### Exercise objective
Examine the records and identify each line that includes the string "形成推动高质量发展的强大动力". Copy those lines.

Data excerpts
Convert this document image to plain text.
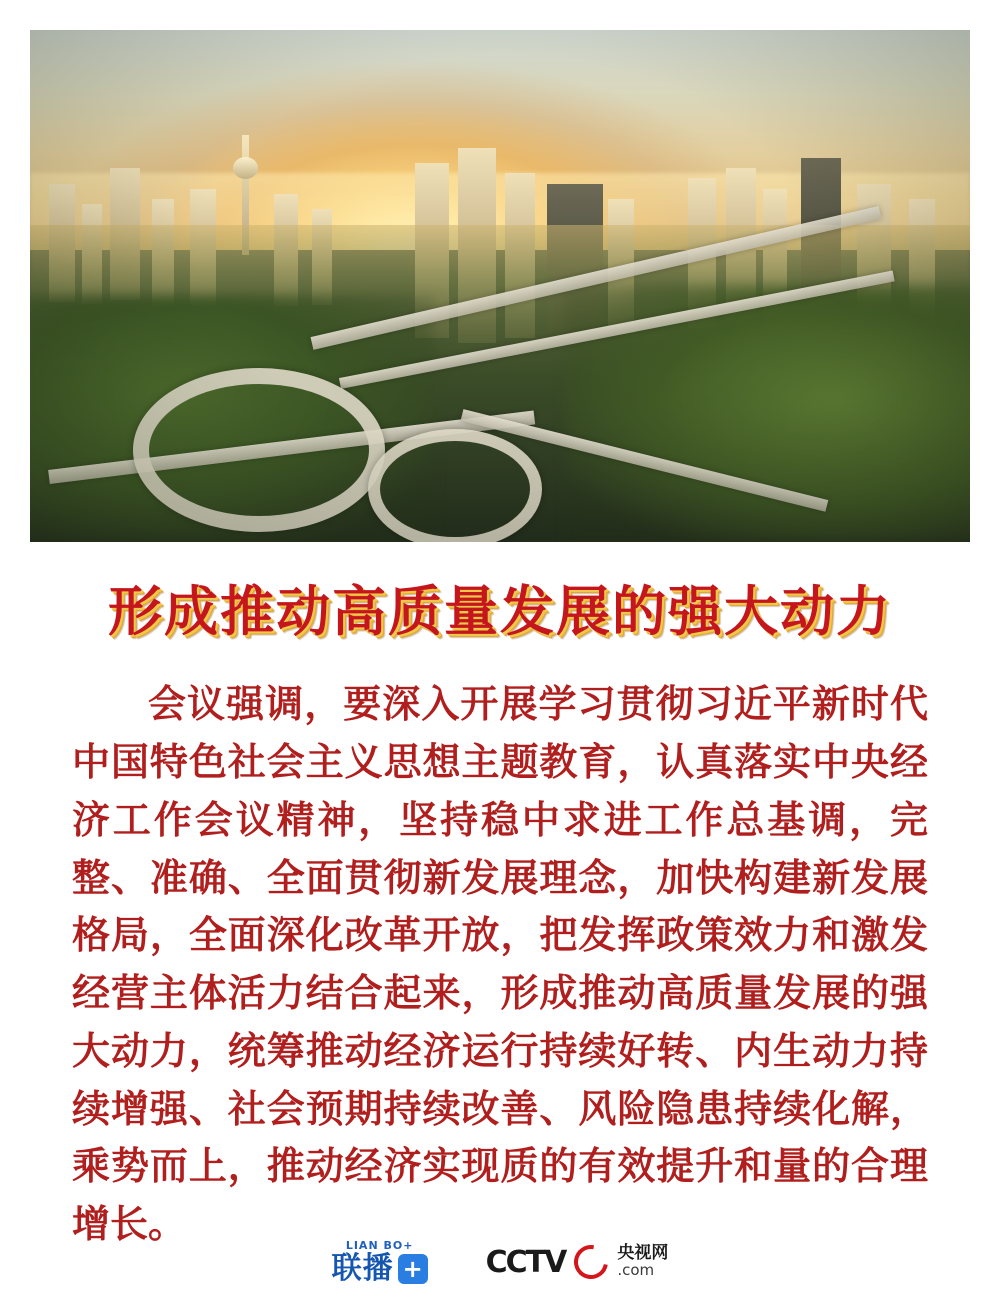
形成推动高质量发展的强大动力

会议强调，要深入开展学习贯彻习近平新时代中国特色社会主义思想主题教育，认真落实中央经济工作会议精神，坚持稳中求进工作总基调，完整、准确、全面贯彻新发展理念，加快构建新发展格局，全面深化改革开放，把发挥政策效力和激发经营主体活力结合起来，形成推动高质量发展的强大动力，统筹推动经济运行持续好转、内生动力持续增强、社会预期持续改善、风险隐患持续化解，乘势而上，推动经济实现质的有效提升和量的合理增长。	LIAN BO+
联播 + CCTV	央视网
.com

* * *

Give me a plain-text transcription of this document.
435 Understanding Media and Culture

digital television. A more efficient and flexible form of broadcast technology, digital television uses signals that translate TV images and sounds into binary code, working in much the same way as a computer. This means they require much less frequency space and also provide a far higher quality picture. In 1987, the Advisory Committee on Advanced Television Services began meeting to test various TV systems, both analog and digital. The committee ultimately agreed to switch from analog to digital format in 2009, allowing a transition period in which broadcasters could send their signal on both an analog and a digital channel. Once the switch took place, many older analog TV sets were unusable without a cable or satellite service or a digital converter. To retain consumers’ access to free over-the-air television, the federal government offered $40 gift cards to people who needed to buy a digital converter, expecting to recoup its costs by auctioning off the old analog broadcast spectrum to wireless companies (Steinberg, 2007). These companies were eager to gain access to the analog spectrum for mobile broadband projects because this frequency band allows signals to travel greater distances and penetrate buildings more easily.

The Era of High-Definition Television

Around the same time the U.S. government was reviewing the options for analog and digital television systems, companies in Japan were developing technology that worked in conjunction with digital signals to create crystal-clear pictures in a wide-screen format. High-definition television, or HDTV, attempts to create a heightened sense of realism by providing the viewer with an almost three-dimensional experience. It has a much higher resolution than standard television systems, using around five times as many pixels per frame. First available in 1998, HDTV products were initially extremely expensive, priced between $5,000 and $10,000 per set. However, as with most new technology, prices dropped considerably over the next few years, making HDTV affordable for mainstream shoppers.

==

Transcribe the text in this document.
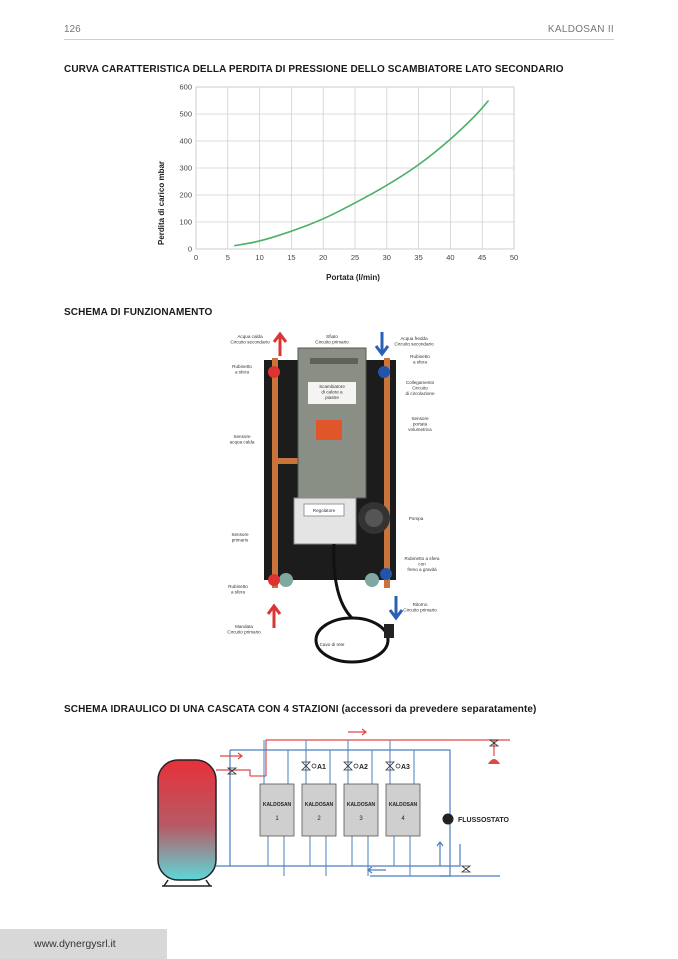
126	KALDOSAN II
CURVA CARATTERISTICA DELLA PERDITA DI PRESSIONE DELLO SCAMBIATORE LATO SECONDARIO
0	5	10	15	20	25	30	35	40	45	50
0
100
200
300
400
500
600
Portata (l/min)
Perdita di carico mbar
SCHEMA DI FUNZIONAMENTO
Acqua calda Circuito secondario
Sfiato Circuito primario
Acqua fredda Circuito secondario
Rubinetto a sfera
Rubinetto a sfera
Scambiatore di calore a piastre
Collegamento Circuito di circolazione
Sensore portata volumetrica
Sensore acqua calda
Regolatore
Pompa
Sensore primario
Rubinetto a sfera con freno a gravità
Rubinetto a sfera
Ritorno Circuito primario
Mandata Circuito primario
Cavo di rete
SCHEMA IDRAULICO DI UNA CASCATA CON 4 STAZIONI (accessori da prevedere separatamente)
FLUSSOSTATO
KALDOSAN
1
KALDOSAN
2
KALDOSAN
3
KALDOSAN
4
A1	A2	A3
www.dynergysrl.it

### Full answer
形成推动高质量发展的强大动力
会议强调，要深入开展学习贯彻习近平新时代中国特色社会主义思想主题教育，认真落实中央经济工作会议精神，坚持稳中求进工作总基调，完整、准确、全面贯彻新发展理念，加快构建新发展格局，全面深化改革开放，把发挥政策效力和激发经营主体活力结合起来，形成推动高质量发展的强大动力，统筹推动经济运行持续好转、内生动力持续增强、社会预期持续改善、风险隐患持续化解，乘势而上，推动经济实现质的有效提升和量的合理增长。	LIAN BO+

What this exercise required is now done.